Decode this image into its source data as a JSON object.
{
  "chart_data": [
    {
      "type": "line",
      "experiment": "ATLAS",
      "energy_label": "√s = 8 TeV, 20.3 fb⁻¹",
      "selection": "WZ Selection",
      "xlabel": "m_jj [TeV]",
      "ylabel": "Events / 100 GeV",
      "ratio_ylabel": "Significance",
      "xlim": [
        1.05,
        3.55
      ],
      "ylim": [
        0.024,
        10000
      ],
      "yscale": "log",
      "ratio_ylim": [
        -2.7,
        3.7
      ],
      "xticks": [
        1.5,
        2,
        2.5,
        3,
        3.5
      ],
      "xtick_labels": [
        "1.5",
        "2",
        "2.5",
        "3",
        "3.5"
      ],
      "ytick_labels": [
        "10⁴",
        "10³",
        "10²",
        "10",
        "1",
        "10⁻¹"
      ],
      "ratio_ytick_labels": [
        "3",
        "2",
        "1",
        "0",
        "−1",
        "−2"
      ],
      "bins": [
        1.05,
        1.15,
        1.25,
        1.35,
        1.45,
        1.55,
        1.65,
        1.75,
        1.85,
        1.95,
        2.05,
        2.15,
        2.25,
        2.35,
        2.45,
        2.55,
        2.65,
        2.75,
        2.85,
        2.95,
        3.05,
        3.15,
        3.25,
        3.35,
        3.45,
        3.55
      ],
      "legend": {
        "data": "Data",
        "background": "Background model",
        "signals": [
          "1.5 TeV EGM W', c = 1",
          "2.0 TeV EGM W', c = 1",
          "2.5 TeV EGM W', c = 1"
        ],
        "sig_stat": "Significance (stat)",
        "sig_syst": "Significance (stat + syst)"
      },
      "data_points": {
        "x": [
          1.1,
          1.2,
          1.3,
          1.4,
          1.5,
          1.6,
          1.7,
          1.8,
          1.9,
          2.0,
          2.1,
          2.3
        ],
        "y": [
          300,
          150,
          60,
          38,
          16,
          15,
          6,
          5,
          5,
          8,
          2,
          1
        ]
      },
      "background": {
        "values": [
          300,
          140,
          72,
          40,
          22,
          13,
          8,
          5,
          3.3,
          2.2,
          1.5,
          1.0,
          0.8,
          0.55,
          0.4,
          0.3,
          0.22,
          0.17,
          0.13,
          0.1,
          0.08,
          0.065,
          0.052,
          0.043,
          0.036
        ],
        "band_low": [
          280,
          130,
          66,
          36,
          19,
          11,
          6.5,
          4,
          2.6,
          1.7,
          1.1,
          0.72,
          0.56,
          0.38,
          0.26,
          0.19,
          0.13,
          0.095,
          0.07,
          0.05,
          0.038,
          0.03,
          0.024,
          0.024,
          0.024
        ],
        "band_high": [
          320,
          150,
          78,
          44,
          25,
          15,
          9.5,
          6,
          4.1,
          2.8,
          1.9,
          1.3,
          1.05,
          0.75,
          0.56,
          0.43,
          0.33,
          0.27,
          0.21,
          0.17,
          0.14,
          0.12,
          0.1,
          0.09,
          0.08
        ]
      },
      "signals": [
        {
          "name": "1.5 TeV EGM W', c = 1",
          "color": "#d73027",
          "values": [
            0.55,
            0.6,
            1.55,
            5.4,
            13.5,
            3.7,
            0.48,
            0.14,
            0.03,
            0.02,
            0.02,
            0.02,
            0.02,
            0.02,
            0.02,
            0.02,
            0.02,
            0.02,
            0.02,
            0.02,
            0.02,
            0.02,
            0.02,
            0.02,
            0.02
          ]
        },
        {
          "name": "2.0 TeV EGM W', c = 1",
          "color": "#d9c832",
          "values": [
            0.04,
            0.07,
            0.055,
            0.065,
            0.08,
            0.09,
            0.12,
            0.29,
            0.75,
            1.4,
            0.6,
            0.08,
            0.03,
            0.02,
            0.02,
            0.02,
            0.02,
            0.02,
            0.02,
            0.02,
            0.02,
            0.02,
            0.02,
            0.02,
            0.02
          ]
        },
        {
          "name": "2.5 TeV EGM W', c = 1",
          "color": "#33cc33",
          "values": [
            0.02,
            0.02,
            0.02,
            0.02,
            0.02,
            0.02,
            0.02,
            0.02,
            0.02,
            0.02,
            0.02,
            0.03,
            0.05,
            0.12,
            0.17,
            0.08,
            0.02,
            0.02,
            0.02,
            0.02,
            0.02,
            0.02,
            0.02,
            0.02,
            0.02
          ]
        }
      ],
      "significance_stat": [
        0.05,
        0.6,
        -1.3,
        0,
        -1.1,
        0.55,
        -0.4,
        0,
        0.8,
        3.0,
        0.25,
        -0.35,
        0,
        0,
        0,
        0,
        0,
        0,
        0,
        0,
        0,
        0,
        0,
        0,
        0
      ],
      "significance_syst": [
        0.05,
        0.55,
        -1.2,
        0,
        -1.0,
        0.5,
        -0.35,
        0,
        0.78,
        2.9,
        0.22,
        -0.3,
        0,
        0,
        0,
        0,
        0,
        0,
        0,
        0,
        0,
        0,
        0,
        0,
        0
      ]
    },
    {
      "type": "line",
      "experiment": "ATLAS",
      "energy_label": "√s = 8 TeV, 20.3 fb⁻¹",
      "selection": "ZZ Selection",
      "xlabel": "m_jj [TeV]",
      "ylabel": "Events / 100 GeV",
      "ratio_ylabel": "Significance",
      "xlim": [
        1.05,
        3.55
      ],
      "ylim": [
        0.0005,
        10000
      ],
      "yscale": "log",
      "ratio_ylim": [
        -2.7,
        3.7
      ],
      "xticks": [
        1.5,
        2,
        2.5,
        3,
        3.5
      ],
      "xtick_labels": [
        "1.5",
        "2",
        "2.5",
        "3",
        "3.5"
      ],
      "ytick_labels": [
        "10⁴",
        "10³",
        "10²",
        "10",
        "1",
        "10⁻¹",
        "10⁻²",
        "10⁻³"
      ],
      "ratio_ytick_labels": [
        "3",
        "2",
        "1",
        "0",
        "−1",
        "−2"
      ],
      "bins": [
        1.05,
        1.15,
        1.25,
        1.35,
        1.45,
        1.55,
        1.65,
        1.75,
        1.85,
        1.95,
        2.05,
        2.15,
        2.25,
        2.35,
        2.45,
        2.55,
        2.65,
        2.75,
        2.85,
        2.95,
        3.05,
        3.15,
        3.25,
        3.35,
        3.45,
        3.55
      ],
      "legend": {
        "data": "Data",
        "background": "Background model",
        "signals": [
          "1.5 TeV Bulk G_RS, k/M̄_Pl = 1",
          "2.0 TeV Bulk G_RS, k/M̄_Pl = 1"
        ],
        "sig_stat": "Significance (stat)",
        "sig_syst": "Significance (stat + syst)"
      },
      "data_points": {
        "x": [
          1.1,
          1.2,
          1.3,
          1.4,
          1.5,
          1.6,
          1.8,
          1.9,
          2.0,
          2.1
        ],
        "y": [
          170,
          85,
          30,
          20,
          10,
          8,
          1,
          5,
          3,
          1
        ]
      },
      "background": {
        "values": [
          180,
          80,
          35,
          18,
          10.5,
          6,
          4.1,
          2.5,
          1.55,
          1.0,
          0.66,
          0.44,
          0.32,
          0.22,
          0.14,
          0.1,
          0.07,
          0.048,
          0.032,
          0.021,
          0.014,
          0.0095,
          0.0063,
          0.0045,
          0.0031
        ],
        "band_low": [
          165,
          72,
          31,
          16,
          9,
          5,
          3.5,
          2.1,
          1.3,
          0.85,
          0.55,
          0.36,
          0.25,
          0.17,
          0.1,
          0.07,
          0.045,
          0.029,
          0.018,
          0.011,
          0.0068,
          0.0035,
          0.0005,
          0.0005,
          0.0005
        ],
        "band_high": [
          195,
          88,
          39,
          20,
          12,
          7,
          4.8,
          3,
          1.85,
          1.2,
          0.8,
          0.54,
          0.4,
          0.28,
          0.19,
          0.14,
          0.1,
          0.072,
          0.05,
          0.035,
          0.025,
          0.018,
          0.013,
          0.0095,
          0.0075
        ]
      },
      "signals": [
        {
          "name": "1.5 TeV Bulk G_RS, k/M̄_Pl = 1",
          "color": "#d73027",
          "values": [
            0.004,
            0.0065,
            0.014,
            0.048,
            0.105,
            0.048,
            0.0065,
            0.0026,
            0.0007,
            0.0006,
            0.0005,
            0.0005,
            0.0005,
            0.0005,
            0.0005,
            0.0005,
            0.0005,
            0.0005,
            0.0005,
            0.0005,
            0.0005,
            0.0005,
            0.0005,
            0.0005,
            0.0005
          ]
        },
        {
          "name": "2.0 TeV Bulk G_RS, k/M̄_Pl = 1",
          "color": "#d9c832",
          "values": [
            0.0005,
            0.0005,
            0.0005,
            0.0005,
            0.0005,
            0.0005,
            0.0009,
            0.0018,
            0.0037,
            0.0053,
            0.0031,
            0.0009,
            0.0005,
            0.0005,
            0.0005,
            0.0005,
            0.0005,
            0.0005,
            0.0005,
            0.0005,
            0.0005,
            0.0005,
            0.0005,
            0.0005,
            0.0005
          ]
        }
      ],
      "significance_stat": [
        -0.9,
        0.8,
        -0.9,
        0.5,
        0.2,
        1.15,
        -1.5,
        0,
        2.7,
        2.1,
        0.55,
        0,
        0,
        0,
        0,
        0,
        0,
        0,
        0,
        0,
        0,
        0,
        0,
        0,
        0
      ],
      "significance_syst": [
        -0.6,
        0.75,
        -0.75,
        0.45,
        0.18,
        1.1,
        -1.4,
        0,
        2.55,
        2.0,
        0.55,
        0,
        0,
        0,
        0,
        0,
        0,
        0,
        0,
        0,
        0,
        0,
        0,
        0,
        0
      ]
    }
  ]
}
........
• _Requirement_: Going through the records above, state how many lines carry "Bulk", with no other text.

• _Response to the task_: 4